Problem statement:
Work out how many lines in the entries contain the string "dokładnie", and give nothing but that number.

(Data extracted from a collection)

══════════

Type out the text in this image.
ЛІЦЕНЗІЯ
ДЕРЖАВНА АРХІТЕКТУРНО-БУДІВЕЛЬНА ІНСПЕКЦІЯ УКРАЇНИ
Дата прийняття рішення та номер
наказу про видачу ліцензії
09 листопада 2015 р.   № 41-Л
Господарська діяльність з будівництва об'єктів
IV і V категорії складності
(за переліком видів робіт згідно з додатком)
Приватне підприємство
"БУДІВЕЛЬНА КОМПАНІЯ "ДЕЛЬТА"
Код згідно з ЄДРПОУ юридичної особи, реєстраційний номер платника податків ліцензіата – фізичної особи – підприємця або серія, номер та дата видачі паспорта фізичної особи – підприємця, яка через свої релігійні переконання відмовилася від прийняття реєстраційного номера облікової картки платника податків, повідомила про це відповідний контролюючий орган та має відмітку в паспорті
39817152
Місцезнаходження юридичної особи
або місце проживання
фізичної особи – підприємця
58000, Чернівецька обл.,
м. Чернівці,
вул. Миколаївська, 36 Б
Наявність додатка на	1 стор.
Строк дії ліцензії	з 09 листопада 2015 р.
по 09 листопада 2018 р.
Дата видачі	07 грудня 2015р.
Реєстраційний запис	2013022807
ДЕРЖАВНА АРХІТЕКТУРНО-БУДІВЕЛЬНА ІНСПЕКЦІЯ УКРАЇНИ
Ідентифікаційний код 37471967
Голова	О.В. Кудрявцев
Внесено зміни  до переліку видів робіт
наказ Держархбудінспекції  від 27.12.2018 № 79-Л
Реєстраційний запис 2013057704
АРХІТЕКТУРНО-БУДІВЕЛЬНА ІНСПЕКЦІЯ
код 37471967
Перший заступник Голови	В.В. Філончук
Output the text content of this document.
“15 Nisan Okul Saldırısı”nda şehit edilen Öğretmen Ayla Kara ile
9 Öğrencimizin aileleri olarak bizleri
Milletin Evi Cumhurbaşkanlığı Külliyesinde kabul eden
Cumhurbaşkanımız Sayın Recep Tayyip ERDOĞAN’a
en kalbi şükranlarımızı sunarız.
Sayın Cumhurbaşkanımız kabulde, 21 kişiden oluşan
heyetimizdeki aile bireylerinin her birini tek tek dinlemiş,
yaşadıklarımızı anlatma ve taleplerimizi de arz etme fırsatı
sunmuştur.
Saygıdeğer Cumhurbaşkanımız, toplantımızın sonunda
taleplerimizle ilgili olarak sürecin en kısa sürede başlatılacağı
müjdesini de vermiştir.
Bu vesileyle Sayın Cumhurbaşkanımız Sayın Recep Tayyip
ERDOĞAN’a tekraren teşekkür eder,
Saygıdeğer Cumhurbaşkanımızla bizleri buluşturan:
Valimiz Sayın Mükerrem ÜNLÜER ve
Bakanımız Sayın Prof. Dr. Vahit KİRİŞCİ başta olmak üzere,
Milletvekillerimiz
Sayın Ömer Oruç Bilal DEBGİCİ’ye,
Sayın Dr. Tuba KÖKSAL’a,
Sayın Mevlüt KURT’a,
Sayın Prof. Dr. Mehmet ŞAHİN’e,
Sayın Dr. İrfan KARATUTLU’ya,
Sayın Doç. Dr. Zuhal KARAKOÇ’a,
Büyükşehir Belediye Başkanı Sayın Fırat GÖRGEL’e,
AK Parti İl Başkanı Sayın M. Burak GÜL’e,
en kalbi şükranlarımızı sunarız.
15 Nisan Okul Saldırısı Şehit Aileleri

══════════

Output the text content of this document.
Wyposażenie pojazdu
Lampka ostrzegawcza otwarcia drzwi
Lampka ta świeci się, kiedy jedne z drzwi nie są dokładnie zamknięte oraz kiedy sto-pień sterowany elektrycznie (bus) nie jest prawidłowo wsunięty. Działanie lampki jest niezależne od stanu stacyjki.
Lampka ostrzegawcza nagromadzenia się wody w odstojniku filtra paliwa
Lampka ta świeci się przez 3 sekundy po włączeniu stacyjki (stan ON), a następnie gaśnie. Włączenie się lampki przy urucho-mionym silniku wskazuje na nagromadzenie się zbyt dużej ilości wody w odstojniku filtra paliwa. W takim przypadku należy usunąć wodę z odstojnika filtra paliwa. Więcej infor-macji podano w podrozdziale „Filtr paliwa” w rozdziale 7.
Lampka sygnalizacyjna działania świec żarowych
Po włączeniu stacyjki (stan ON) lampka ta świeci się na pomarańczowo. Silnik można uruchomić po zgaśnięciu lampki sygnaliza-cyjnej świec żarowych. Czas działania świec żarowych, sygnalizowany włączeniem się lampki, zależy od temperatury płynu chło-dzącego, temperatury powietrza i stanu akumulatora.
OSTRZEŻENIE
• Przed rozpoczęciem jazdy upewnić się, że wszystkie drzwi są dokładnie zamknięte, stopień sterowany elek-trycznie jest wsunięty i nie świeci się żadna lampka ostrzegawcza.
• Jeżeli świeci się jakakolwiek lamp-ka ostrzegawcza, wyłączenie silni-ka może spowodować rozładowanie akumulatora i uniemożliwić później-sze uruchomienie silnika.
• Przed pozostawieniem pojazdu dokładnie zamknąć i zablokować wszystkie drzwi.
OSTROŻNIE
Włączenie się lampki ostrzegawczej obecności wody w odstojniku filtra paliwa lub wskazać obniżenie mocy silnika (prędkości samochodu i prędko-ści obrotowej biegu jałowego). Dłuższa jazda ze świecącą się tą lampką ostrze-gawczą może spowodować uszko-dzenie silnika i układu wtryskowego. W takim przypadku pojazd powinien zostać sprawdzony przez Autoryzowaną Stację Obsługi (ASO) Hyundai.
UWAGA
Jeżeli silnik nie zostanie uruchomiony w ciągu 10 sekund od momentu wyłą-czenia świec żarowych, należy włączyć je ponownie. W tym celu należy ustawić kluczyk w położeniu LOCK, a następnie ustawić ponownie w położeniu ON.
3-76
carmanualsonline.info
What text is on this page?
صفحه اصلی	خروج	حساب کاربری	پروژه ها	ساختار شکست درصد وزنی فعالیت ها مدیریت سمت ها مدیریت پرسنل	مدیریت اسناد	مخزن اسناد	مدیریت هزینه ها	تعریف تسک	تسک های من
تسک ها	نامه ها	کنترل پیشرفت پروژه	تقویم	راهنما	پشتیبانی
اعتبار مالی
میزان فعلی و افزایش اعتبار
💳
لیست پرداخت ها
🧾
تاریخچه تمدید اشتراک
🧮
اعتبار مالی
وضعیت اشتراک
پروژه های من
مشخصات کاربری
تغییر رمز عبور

══════════

Reply:
3